*REQUIREMENT*
Go through the listing and pick out each line with the word "JSON" in it.

*Dataset excerpt*

========

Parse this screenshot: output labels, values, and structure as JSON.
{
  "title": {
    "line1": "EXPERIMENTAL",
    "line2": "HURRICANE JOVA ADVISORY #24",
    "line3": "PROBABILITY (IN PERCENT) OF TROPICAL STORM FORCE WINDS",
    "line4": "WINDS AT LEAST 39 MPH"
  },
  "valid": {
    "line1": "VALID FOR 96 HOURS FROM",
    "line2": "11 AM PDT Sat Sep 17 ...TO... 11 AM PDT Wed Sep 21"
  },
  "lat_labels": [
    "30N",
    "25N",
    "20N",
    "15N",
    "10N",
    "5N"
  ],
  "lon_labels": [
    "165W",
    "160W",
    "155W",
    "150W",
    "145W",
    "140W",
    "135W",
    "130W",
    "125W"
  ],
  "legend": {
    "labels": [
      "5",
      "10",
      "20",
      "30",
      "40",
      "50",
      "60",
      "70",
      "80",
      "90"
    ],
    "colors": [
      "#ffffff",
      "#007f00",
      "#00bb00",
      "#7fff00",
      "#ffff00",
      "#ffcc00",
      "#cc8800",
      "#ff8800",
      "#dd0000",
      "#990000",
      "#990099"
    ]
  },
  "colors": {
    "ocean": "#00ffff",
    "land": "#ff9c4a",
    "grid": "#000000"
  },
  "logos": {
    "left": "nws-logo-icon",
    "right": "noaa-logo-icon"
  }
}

========

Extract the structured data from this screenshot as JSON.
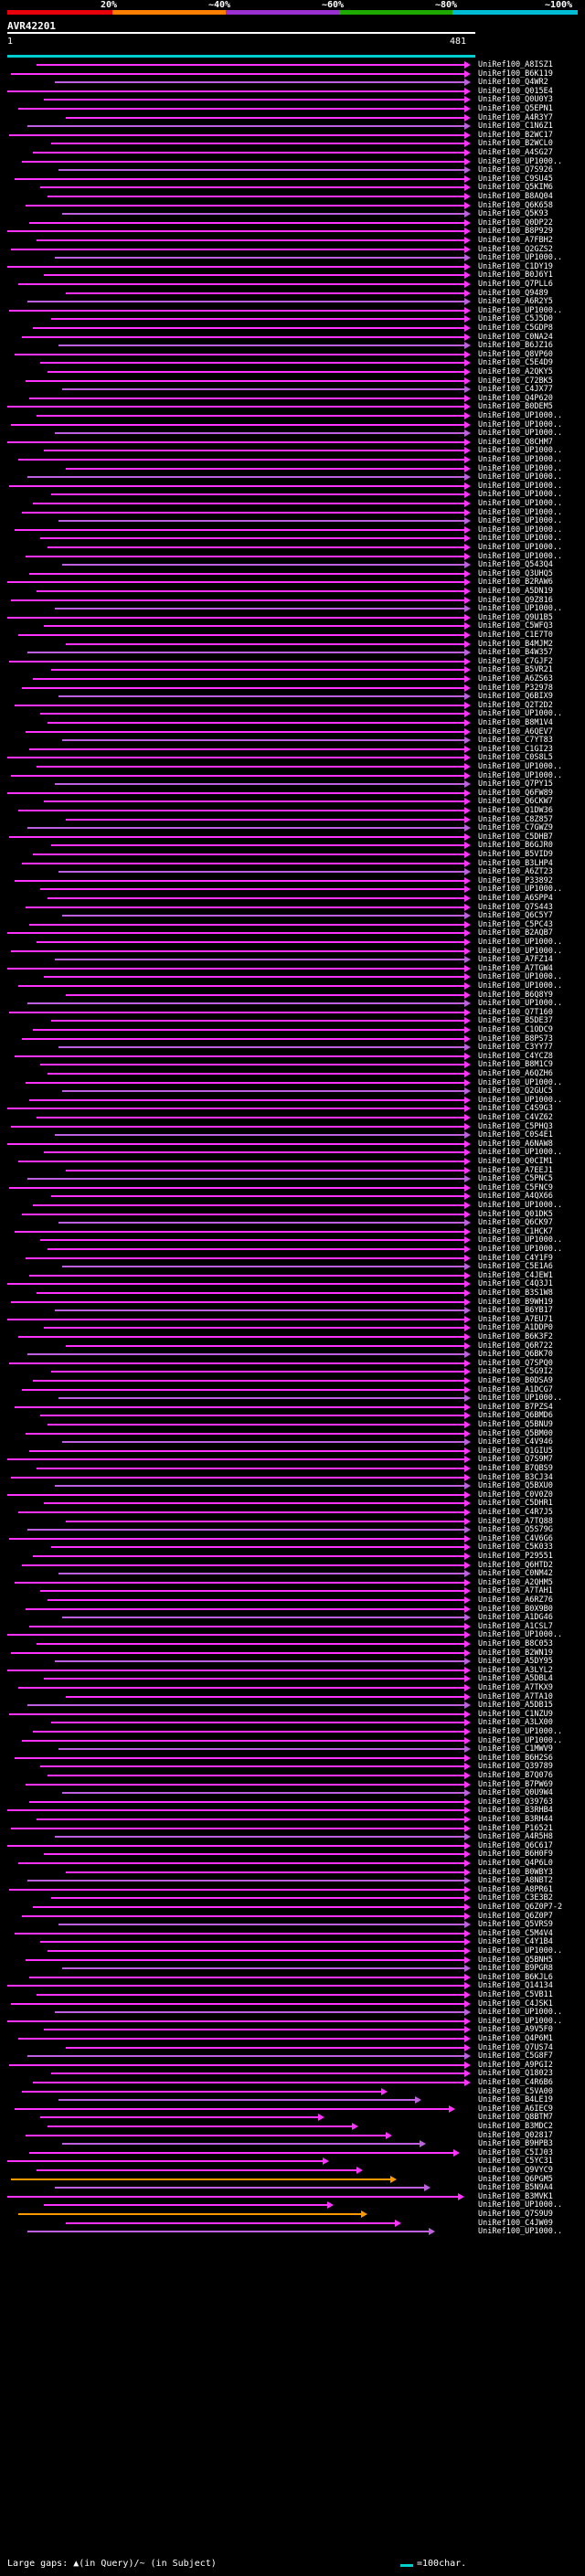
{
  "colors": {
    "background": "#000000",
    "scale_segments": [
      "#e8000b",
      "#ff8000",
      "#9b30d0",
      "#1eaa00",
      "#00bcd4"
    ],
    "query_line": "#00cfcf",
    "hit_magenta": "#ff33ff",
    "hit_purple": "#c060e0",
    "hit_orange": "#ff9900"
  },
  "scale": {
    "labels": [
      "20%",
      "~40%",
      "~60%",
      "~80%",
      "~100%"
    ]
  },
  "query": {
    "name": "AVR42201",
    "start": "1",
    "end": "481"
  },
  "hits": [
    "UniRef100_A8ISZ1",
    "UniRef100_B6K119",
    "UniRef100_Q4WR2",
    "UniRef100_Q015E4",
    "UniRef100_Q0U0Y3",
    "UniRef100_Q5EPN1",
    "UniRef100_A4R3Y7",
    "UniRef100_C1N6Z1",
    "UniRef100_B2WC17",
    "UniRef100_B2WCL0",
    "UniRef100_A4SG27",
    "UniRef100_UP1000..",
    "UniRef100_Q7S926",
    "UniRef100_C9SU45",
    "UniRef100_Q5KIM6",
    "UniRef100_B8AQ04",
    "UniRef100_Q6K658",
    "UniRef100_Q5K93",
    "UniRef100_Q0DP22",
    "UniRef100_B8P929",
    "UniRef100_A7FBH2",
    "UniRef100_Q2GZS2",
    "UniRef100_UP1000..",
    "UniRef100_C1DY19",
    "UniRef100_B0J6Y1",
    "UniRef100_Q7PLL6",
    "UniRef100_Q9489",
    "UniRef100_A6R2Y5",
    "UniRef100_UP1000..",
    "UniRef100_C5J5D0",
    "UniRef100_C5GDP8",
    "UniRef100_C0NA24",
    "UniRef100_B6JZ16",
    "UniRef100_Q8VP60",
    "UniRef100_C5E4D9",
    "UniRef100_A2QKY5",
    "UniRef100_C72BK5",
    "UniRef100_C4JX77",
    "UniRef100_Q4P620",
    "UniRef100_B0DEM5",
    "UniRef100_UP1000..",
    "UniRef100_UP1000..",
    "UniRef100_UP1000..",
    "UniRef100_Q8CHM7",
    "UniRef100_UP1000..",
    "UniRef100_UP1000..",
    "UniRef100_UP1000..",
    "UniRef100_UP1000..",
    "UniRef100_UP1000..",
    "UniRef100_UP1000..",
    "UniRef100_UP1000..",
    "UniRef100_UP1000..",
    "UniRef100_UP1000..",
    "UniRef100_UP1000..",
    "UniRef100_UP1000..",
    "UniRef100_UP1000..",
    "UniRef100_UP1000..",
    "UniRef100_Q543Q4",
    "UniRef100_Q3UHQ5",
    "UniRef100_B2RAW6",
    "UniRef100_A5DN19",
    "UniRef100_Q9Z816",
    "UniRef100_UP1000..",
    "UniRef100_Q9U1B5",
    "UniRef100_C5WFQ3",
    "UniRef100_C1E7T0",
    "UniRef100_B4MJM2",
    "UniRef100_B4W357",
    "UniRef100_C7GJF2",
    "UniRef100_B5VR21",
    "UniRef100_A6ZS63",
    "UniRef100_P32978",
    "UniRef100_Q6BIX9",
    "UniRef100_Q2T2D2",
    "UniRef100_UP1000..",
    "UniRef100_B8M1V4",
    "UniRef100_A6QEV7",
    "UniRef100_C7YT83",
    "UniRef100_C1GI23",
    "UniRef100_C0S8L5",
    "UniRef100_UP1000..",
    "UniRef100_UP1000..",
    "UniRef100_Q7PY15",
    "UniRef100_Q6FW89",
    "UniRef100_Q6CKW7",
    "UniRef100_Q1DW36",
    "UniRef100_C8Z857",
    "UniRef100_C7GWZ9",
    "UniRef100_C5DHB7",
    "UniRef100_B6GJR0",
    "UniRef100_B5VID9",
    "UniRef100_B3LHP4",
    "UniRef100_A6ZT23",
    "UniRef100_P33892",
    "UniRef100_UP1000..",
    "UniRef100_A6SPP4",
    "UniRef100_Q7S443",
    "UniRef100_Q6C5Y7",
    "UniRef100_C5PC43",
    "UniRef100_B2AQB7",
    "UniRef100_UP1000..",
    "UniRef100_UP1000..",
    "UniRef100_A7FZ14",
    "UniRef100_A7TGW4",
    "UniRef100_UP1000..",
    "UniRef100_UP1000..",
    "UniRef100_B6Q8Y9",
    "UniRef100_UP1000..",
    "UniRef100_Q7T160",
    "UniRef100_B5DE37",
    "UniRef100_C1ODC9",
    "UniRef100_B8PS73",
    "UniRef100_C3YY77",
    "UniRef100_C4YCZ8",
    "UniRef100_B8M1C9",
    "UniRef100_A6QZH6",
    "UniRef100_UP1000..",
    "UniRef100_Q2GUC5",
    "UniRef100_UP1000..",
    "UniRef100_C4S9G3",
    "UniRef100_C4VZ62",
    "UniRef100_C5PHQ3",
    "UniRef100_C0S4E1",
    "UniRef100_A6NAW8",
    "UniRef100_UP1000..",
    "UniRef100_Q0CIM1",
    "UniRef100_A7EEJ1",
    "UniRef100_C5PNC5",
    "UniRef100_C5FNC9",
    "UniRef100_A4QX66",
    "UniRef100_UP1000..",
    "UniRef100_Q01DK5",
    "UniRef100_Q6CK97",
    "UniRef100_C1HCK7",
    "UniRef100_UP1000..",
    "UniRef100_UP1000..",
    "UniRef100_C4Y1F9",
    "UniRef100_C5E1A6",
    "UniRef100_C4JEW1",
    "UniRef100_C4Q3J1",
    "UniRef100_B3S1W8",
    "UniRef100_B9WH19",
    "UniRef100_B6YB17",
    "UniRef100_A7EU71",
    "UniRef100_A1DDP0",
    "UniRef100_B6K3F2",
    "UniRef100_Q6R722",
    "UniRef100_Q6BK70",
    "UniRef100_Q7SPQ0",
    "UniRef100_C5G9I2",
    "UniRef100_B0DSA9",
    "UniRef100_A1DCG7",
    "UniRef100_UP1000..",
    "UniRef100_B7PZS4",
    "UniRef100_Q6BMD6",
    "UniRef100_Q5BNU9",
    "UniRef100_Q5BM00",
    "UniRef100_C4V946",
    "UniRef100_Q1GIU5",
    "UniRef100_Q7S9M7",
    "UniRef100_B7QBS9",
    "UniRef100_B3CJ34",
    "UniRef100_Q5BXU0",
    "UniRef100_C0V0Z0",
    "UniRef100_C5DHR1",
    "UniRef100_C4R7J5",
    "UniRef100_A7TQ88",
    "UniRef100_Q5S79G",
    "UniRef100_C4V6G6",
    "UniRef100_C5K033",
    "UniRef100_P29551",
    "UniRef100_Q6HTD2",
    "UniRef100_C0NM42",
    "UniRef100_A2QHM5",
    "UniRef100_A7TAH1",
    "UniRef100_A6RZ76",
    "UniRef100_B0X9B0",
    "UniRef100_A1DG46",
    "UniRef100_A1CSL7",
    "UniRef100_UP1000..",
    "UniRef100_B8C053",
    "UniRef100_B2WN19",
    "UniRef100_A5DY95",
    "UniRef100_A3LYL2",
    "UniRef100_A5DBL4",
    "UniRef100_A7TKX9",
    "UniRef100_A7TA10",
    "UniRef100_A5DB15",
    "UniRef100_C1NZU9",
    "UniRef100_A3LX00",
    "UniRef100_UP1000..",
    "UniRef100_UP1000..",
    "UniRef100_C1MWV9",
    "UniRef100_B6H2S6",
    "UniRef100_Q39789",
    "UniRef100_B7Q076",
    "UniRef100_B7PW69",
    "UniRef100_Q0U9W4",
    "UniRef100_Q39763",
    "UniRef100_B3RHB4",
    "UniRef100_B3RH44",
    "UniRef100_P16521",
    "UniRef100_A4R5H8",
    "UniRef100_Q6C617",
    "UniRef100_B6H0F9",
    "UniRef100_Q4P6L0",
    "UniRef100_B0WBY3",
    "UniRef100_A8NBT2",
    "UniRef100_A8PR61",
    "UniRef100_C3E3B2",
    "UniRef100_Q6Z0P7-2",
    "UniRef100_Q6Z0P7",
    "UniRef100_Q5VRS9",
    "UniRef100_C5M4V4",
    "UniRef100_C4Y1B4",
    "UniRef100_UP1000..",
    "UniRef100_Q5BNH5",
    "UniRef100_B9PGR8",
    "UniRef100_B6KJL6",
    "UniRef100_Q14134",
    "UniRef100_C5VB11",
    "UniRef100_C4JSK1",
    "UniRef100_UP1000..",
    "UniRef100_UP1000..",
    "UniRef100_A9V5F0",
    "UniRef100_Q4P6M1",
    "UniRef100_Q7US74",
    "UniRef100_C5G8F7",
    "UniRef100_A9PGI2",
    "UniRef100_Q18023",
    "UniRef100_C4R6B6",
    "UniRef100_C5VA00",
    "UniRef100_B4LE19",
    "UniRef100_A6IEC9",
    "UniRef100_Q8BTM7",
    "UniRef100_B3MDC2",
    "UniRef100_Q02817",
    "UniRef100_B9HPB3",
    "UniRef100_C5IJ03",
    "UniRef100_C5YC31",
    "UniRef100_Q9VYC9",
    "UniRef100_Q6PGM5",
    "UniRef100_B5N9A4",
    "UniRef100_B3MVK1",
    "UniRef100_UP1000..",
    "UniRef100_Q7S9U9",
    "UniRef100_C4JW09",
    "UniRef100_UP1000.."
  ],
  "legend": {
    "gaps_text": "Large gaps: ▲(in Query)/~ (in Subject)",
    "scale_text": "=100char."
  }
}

========

*TASK RESULT*
Parse this screenshot: output labels, values, and structure as JSON.
Extract the structured data from this screenshot as JSON.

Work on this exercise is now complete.